### Exercise data

· · · ·

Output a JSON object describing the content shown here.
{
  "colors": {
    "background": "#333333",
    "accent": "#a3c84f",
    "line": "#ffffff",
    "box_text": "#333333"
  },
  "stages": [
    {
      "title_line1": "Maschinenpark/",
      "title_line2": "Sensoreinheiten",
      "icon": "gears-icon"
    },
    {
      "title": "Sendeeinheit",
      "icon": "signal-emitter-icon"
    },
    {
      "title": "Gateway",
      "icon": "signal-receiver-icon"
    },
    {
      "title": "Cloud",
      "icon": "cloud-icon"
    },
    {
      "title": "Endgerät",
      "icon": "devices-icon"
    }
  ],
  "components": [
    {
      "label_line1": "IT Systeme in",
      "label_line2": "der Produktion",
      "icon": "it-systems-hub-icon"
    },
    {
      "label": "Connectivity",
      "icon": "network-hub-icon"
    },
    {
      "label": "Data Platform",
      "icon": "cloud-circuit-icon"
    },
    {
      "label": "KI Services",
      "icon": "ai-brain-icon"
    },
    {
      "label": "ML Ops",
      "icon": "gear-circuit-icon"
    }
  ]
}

· · · ·

### Prompt
Return all of the above records exactly, leaving no line out.

### Output below
Output a JSON object describing the content shown here.
{
  "colors": {
    "background": "#333333",
    "accent": "#a3c84f",
    "line": "#ffffff",
    "box_text": "#333333"
  },
  "stages": [
    {
      "title_line1": "Maschinenpark/",
      "title_line2": "Sensoreinheiten",
      "icon": "gears-icon"
    },
    {
      "title": "Sendeeinheit",
      "icon": "signal-emitter-icon"
    },
    {
      "title": "Gateway",
      "icon": "signal-receiver-icon"
    },
    {
      "title": "Cloud",
      "icon": "cloud-icon"
    },
    {
      "title": "Endgerät",
      "icon": "devices-icon"
    }
  ],
  "components": [
    {
      "label_line1": "IT Systeme in",
      "label_line2": "der Produktion",
      "icon": "it-systems-hub-icon"
    },
    {
      "label": "Connectivity",
      "icon": "network-hub-icon"
    },
    {
      "label": "Data Platform",
      "icon": "cloud-circuit-icon"
    },
    {
      "label": "KI Services",
      "icon": "ai-brain-icon"
    },
    {
      "label": "ML Ops",
      "icon": "gear-circuit-icon"
    }
  ]
}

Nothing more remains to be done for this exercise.